#### RECORD SET
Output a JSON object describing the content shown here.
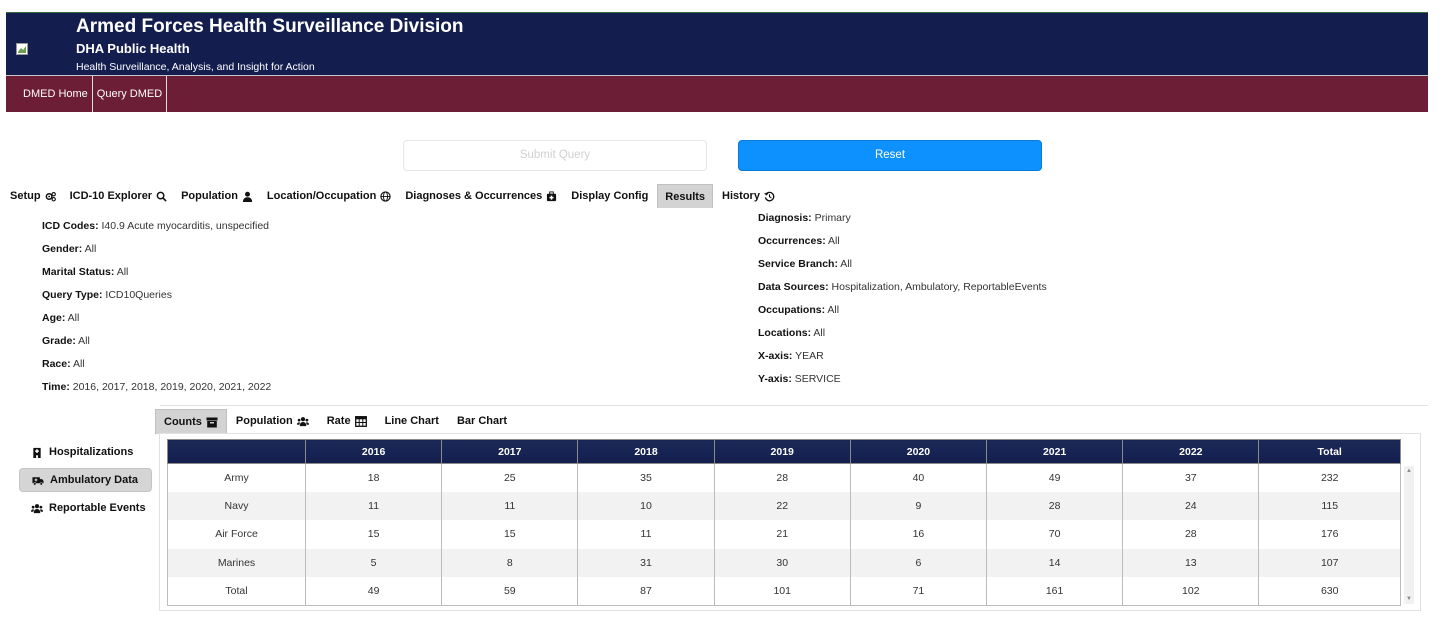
{
  "header": {
    "title": "Armed Forces Health Surveillance Division",
    "subtitle": "DHA Public Health",
    "tagline": "Health Surveillance, Analysis, and Insight for Action"
  },
  "nav": {
    "items": [
      "DMED Home",
      "Query DMED"
    ]
  },
  "buttons": {
    "submit": "Submit Query",
    "reset": "Reset"
  },
  "tabs": [
    {
      "label": "Setup",
      "icon": "cogs-icon"
    },
    {
      "label": "ICD-10 Explorer",
      "icon": "search-icon"
    },
    {
      "label": "Population",
      "icon": "user-icon"
    },
    {
      "label": "Location/Occupation",
      "icon": "globe-icon"
    },
    {
      "label": "Diagnoses & Occurrences",
      "icon": "medkit-icon"
    },
    {
      "label": "Display Config",
      "icon": ""
    },
    {
      "label": "Results",
      "icon": "",
      "active": true
    },
    {
      "label": "History",
      "icon": "history-icon"
    }
  ],
  "summary_left": [
    {
      "label": "ICD Codes:",
      "value": " I40.9 Acute myocarditis, unspecified"
    },
    {
      "label": "Gender:",
      "value": " All"
    },
    {
      "label": "Marital Status:",
      "value": " All"
    },
    {
      "label": "Query Type:",
      "value": " ICD10Queries"
    },
    {
      "label": "Age:",
      "value": " All"
    },
    {
      "label": "Grade:",
      "value": " All"
    },
    {
      "label": "Race:",
      "value": " All"
    },
    {
      "label": "Time:",
      "value": " 2016, 2017, 2018, 2019, 2020, 2021, 2022"
    }
  ],
  "summary_right": [
    {
      "label": "Diagnosis:",
      "value": " Primary"
    },
    {
      "label": "Occurrences:",
      "value": " All"
    },
    {
      "label": "Service Branch:",
      "value": " All"
    },
    {
      "label": "Data Sources:",
      "value": " Hospitalization, Ambulatory, ReportableEvents"
    },
    {
      "label": "Occupations:",
      "value": " All"
    },
    {
      "label": "Locations:",
      "value": " All"
    },
    {
      "label": "X-axis:",
      "value": " YEAR"
    },
    {
      "label": "Y-axis:",
      "value": " SERVICE"
    }
  ],
  "side_menu": [
    {
      "label": "Hospitalizations",
      "icon": "hospital-icon"
    },
    {
      "label": "Ambulatory Data",
      "icon": "ambulance-icon",
      "active": true
    },
    {
      "label": "Reportable Events",
      "icon": "users-icon"
    }
  ],
  "subtabs": [
    {
      "label": "Counts",
      "icon": "archive-icon",
      "active": true
    },
    {
      "label": "Population",
      "icon": "users-icon"
    },
    {
      "label": "Rate",
      "icon": "table-icon"
    },
    {
      "label": "Line Chart",
      "icon": ""
    },
    {
      "label": "Bar Chart",
      "icon": ""
    }
  ],
  "table": {
    "headers": [
      "",
      "2016",
      "2017",
      "2018",
      "2019",
      "2020",
      "2021",
      "2022",
      "Total"
    ],
    "rows": [
      [
        "Army",
        "18",
        "25",
        "35",
        "28",
        "40",
        "49",
        "37",
        "232"
      ],
      [
        "Navy",
        "11",
        "11",
        "10",
        "22",
        "9",
        "28",
        "24",
        "115"
      ],
      [
        "Air Force",
        "15",
        "15",
        "11",
        "21",
        "16",
        "70",
        "28",
        "176"
      ],
      [
        "Marines",
        "5",
        "8",
        "31",
        "30",
        "6",
        "14",
        "13",
        "107"
      ],
      [
        "Total",
        "49",
        "59",
        "87",
        "101",
        "71",
        "161",
        "102",
        "630"
      ]
    ]
  },
  "colors": {
    "header_bg": "#131e4f",
    "nav_bg": "#6c1e36",
    "reset_bg": "#0d91fe"
  }
}
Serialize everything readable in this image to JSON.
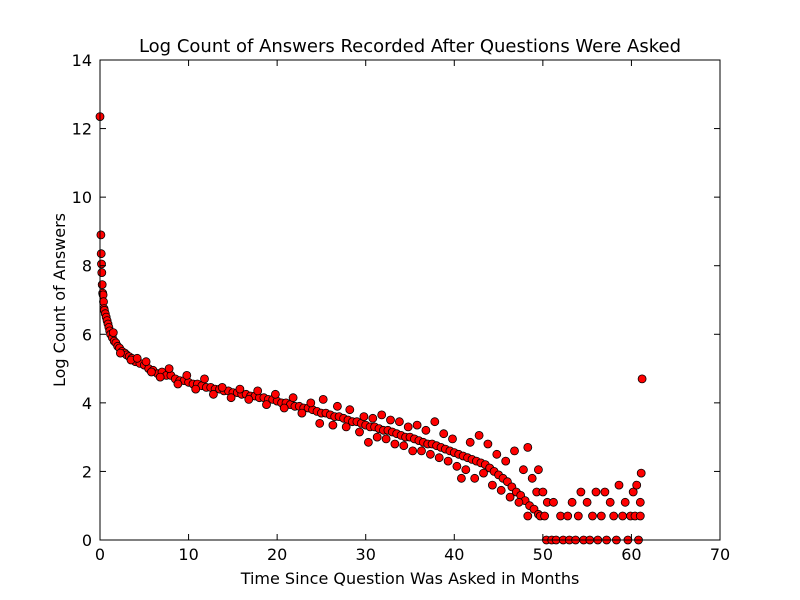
{
  "chart_data": {
    "type": "scatter",
    "title": "Log Count of Answers Recorded After Questions Were Asked",
    "xlabel": "Time Since Question Was Asked in Months",
    "ylabel": "Log Count of Answers",
    "xlim": [
      0,
      70
    ],
    "ylim": [
      0,
      14
    ],
    "xticks": [
      0,
      10,
      20,
      30,
      40,
      50,
      60,
      70
    ],
    "yticks": [
      0,
      2,
      4,
      6,
      8,
      10,
      12,
      14
    ],
    "grid": false,
    "legend": "none",
    "marker_color": "#ff0000",
    "marker_edge_color": "#000000",
    "series": [
      {
        "points": [
          [
            0.0,
            12.35
          ],
          [
            0.1,
            8.9
          ],
          [
            0.13,
            8.35
          ],
          [
            0.17,
            8.05
          ],
          [
            0.2,
            7.8
          ],
          [
            0.25,
            7.45
          ],
          [
            0.3,
            7.2
          ],
          [
            0.35,
            7.15
          ],
          [
            0.4,
            6.95
          ],
          [
            0.45,
            6.75
          ],
          [
            0.5,
            6.7
          ],
          [
            0.6,
            6.6
          ],
          [
            0.7,
            6.5
          ],
          [
            0.8,
            6.4
          ],
          [
            0.9,
            6.3
          ],
          [
            1.0,
            6.2
          ],
          [
            1.1,
            6.1
          ],
          [
            1.2,
            6.0
          ],
          [
            1.4,
            5.9
          ],
          [
            1.6,
            5.8
          ],
          [
            1.8,
            5.75
          ],
          [
            2.0,
            5.65
          ],
          [
            2.2,
            5.6
          ],
          [
            2.5,
            5.5
          ],
          [
            2.8,
            5.45
          ],
          [
            3.0,
            5.4
          ],
          [
            3.3,
            5.35
          ],
          [
            3.6,
            5.3
          ],
          [
            4.0,
            5.2
          ],
          [
            4.5,
            5.15
          ],
          [
            5.0,
            5.1
          ],
          [
            5.5,
            5.0
          ],
          [
            6.0,
            4.95
          ],
          [
            6.5,
            4.85
          ],
          [
            7.0,
            4.9
          ],
          [
            7.5,
            4.8
          ],
          [
            8.0,
            4.8
          ],
          [
            8.5,
            4.7
          ],
          [
            9.0,
            4.65
          ],
          [
            9.5,
            4.65
          ],
          [
            10.0,
            4.6
          ],
          [
            10.5,
            4.55
          ],
          [
            11.0,
            4.55
          ],
          [
            11.5,
            4.5
          ],
          [
            12.0,
            4.45
          ],
          [
            12.5,
            4.45
          ],
          [
            13.0,
            4.4
          ],
          [
            13.5,
            4.4
          ],
          [
            14.0,
            4.35
          ],
          [
            14.5,
            4.35
          ],
          [
            15.0,
            4.3
          ],
          [
            15.5,
            4.3
          ],
          [
            16.0,
            4.25
          ],
          [
            16.5,
            4.25
          ],
          [
            17.0,
            4.2
          ],
          [
            17.5,
            4.2
          ],
          [
            18.0,
            4.15
          ],
          [
            18.5,
            4.15
          ],
          [
            19.0,
            4.1
          ],
          [
            19.5,
            4.1
          ],
          [
            20.0,
            4.05
          ],
          [
            20.5,
            4.0
          ],
          [
            21.0,
            4.0
          ],
          [
            21.5,
            3.95
          ],
          [
            22.0,
            3.9
          ],
          [
            22.5,
            3.9
          ],
          [
            23.0,
            3.85
          ],
          [
            23.5,
            3.85
          ],
          [
            24.0,
            3.8
          ],
          [
            24.5,
            3.75
          ],
          [
            25.0,
            3.7
          ],
          [
            25.5,
            3.7
          ],
          [
            26.0,
            3.65
          ],
          [
            26.5,
            3.6
          ],
          [
            27.0,
            3.6
          ],
          [
            27.5,
            3.55
          ],
          [
            28.0,
            3.5
          ],
          [
            28.5,
            3.45
          ],
          [
            29.0,
            3.45
          ],
          [
            29.5,
            3.4
          ],
          [
            30.0,
            3.35
          ],
          [
            30.5,
            3.3
          ],
          [
            31.0,
            3.3
          ],
          [
            31.5,
            3.25
          ],
          [
            32.0,
            3.2
          ],
          [
            32.5,
            3.2
          ],
          [
            33.0,
            3.15
          ],
          [
            33.5,
            3.1
          ],
          [
            34.0,
            3.05
          ],
          [
            34.5,
            3.0
          ],
          [
            35.0,
            3.0
          ],
          [
            35.5,
            2.95
          ],
          [
            36.0,
            2.9
          ],
          [
            36.5,
            2.85
          ],
          [
            37.0,
            2.8
          ],
          [
            37.5,
            2.8
          ],
          [
            38.0,
            2.75
          ],
          [
            38.5,
            2.7
          ],
          [
            39.0,
            2.65
          ],
          [
            39.5,
            2.6
          ],
          [
            40.0,
            2.55
          ],
          [
            40.5,
            2.5
          ],
          [
            41.0,
            2.45
          ],
          [
            41.5,
            2.4
          ],
          [
            42.0,
            2.35
          ],
          [
            42.5,
            2.3
          ],
          [
            43.0,
            2.25
          ],
          [
            43.5,
            2.2
          ],
          [
            44.0,
            2.1
          ],
          [
            44.5,
            2.0
          ],
          [
            45.0,
            1.9
          ],
          [
            45.5,
            1.8
          ],
          [
            46.0,
            1.7
          ],
          [
            46.5,
            1.55
          ],
          [
            47.0,
            1.4
          ],
          [
            47.5,
            1.3
          ],
          [
            48.0,
            1.15
          ],
          [
            48.5,
            1.0
          ],
          [
            49.0,
            0.9
          ],
          [
            49.5,
            0.75
          ],
          [
            1.5,
            6.05
          ],
          [
            2.3,
            5.45
          ],
          [
            3.5,
            5.25
          ],
          [
            4.2,
            5.3
          ],
          [
            5.2,
            5.2
          ],
          [
            5.8,
            4.9
          ],
          [
            6.8,
            4.75
          ],
          [
            7.8,
            5.0
          ],
          [
            8.8,
            4.55
          ],
          [
            9.8,
            4.8
          ],
          [
            10.8,
            4.4
          ],
          [
            11.8,
            4.7
          ],
          [
            12.8,
            4.25
          ],
          [
            13.8,
            4.45
          ],
          [
            14.8,
            4.15
          ],
          [
            15.8,
            4.4
          ],
          [
            16.8,
            4.1
          ],
          [
            17.8,
            4.35
          ],
          [
            18.8,
            3.95
          ],
          [
            19.8,
            4.25
          ],
          [
            20.8,
            3.85
          ],
          [
            21.8,
            4.15
          ],
          [
            22.8,
            3.7
          ],
          [
            23.8,
            4.0
          ],
          [
            24.8,
            3.4
          ],
          [
            25.2,
            4.1
          ],
          [
            26.3,
            3.35
          ],
          [
            26.8,
            3.9
          ],
          [
            27.8,
            3.3
          ],
          [
            28.2,
            3.8
          ],
          [
            29.3,
            3.15
          ],
          [
            29.8,
            3.6
          ],
          [
            30.3,
            2.85
          ],
          [
            30.8,
            3.55
          ],
          [
            31.3,
            3.0
          ],
          [
            31.8,
            3.65
          ],
          [
            32.3,
            2.95
          ],
          [
            32.8,
            3.5
          ],
          [
            33.3,
            2.8
          ],
          [
            33.8,
            3.45
          ],
          [
            34.3,
            2.75
          ],
          [
            34.8,
            3.3
          ],
          [
            35.3,
            2.6
          ],
          [
            35.8,
            3.35
          ],
          [
            36.3,
            2.6
          ],
          [
            36.8,
            3.2
          ],
          [
            37.3,
            2.5
          ],
          [
            37.8,
            3.45
          ],
          [
            38.3,
            2.4
          ],
          [
            38.8,
            3.1
          ],
          [
            39.3,
            2.3
          ],
          [
            39.8,
            2.95
          ],
          [
            40.3,
            2.15
          ],
          [
            40.8,
            1.8
          ],
          [
            41.3,
            2.05
          ],
          [
            41.8,
            2.85
          ],
          [
            42.3,
            1.8
          ],
          [
            42.8,
            3.05
          ],
          [
            43.3,
            1.95
          ],
          [
            43.8,
            2.8
          ],
          [
            44.3,
            1.6
          ],
          [
            44.8,
            2.5
          ],
          [
            45.3,
            1.45
          ],
          [
            45.8,
            2.3
          ],
          [
            46.3,
            1.25
          ],
          [
            46.8,
            2.6
          ],
          [
            47.3,
            1.1
          ],
          [
            47.8,
            2.05
          ],
          [
            48.3,
            0.7
          ],
          [
            48.3,
            2.7
          ],
          [
            48.8,
            1.8
          ],
          [
            49.3,
            1.4
          ],
          [
            49.5,
            2.05
          ],
          [
            49.7,
            0.7
          ],
          [
            50.0,
            1.4
          ],
          [
            50.2,
            0.7
          ],
          [
            50.4,
            0.0
          ],
          [
            50.5,
            1.1
          ],
          [
            51.0,
            0.0
          ],
          [
            51.2,
            1.1
          ],
          [
            51.5,
            0.0
          ],
          [
            52.0,
            0.7
          ],
          [
            52.3,
            0.0
          ],
          [
            52.8,
            0.7
          ],
          [
            53.0,
            0.0
          ],
          [
            53.3,
            1.1
          ],
          [
            53.7,
            0.0
          ],
          [
            54.0,
            0.7
          ],
          [
            54.3,
            1.4
          ],
          [
            54.6,
            0.0
          ],
          [
            55.0,
            1.1
          ],
          [
            55.3,
            0.0
          ],
          [
            55.6,
            0.7
          ],
          [
            56.0,
            1.4
          ],
          [
            56.2,
            0.0
          ],
          [
            56.6,
            0.7
          ],
          [
            57.0,
            1.4
          ],
          [
            57.2,
            0.0
          ],
          [
            57.6,
            1.1
          ],
          [
            58.0,
            0.7
          ],
          [
            58.3,
            0.0
          ],
          [
            58.6,
            1.6
          ],
          [
            59.0,
            0.7
          ],
          [
            59.3,
            1.1
          ],
          [
            59.6,
            0.0
          ],
          [
            59.9,
            0.7
          ],
          [
            60.2,
            1.4
          ],
          [
            60.4,
            0.7
          ],
          [
            60.6,
            1.6
          ],
          [
            60.8,
            0.0
          ],
          [
            61.0,
            1.1
          ],
          [
            61.1,
            1.95
          ],
          [
            61.2,
            4.7
          ],
          [
            61.0,
            0.7
          ]
        ]
      }
    ]
  }
}
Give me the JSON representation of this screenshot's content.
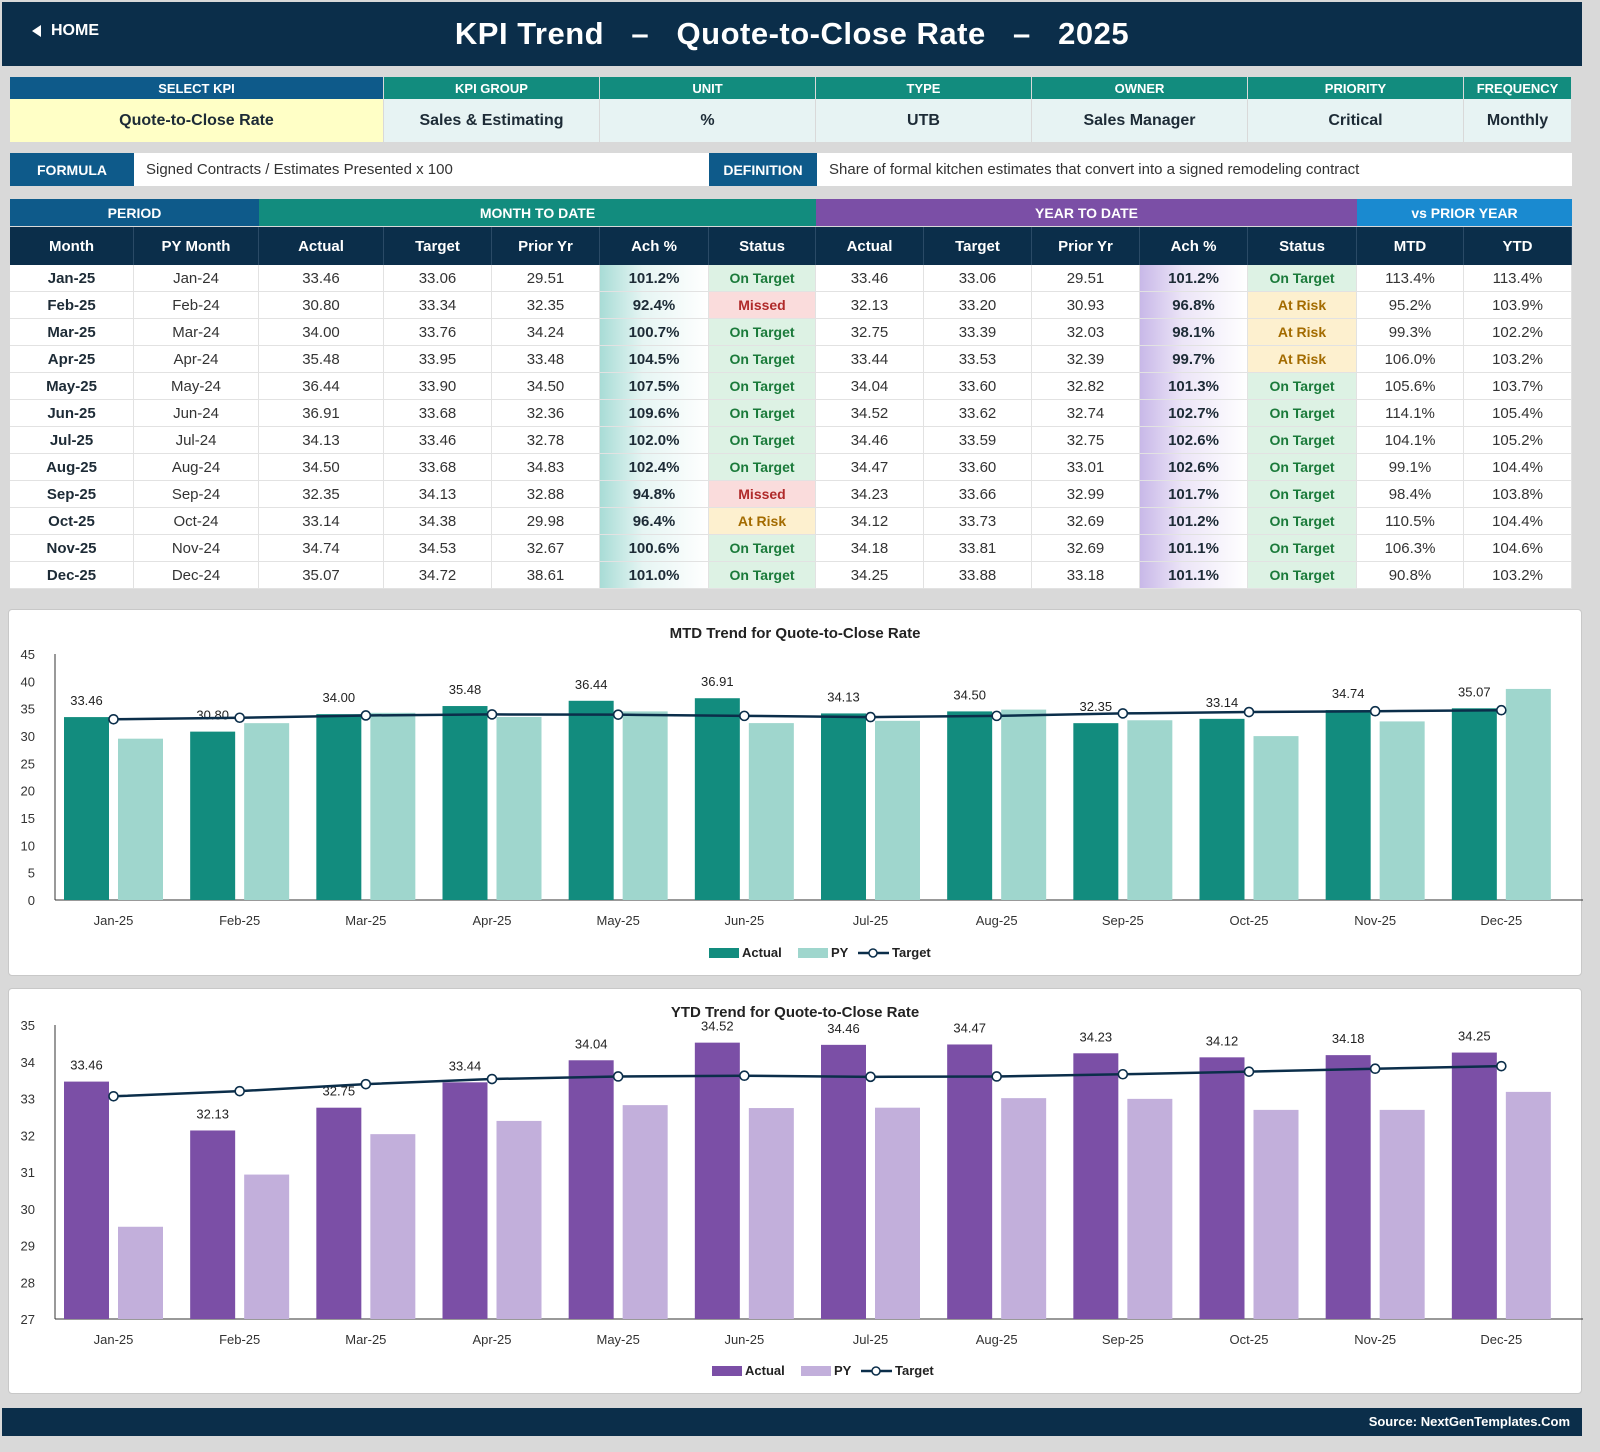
########
TASK STATEMENT:
Using the listing above, show each line holding the string "content".

EXERCISE ANSWER:
Output a JSON object describing the content shown here.
Give me the JSON representation of this screenshot's content.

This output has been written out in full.